● Dataset extract:
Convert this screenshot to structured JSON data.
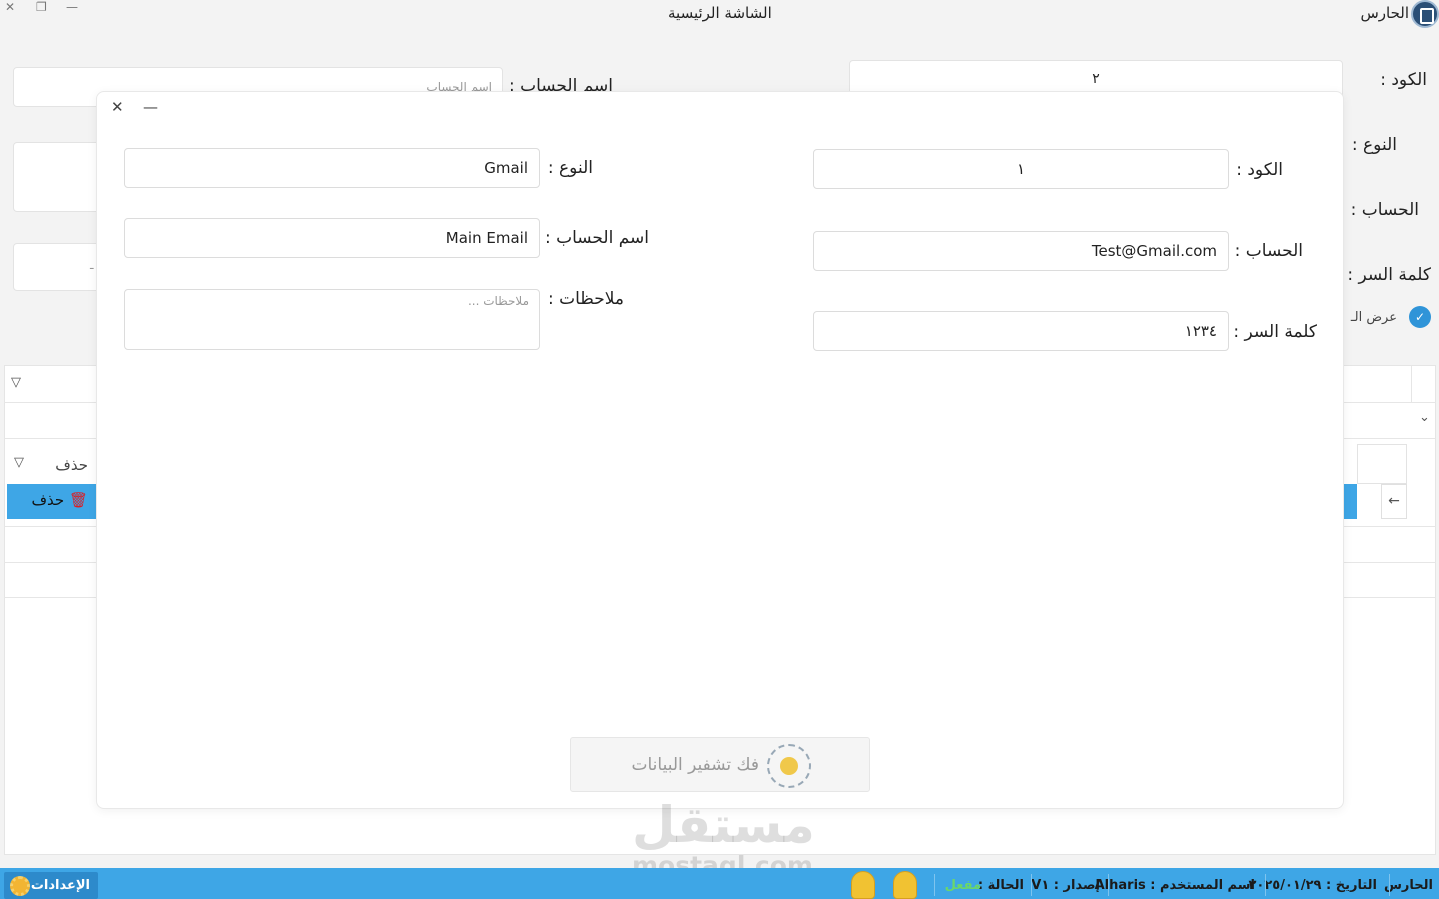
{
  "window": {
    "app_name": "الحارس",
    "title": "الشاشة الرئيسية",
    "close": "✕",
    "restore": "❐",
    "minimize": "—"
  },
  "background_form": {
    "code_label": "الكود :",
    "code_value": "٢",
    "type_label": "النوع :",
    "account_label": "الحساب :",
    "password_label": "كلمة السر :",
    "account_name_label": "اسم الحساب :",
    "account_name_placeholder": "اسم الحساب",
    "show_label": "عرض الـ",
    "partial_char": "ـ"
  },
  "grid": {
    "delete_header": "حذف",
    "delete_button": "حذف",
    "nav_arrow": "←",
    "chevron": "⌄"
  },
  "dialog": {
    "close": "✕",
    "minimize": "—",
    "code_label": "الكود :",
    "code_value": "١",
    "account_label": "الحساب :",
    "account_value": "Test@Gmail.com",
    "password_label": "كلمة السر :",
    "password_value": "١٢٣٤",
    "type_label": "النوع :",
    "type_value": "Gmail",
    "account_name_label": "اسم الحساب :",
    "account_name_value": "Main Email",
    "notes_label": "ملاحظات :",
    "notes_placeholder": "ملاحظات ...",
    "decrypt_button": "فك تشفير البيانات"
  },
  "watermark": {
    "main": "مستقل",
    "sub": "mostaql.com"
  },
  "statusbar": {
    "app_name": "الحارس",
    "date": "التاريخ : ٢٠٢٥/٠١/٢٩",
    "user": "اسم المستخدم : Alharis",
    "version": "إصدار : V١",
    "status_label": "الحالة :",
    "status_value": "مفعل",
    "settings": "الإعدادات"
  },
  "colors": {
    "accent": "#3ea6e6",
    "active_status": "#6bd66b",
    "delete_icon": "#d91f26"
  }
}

...

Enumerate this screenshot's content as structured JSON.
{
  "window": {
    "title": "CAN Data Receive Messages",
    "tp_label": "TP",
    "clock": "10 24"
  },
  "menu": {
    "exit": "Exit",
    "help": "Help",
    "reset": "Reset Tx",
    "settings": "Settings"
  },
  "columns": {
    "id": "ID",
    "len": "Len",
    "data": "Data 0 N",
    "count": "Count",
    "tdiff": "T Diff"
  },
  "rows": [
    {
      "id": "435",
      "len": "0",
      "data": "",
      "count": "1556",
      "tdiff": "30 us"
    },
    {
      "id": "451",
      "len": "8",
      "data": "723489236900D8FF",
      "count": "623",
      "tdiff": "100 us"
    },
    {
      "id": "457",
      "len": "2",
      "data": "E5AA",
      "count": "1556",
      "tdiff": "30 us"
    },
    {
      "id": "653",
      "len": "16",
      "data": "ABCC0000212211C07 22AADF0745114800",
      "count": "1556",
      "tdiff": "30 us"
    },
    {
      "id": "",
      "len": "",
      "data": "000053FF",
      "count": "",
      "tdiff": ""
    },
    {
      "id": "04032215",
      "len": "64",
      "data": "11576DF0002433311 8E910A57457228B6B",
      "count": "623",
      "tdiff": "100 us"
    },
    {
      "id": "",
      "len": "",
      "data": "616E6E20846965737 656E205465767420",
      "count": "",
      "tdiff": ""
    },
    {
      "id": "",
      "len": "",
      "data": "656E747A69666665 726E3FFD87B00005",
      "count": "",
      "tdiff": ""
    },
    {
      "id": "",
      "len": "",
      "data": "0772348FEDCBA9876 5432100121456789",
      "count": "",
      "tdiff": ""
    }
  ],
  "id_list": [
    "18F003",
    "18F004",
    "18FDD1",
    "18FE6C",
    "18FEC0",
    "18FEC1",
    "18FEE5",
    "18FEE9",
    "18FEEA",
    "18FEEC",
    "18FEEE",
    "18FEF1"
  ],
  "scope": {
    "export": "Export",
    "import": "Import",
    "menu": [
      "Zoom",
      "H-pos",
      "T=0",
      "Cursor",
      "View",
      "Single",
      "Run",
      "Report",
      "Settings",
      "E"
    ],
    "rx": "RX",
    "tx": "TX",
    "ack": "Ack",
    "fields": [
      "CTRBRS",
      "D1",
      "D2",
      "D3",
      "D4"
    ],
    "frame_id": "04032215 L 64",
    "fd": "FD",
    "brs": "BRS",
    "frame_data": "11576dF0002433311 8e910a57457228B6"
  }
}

● Job: Of the lines in the data above, how many contain the word "this"? Give only that figure.

● Written solution: 2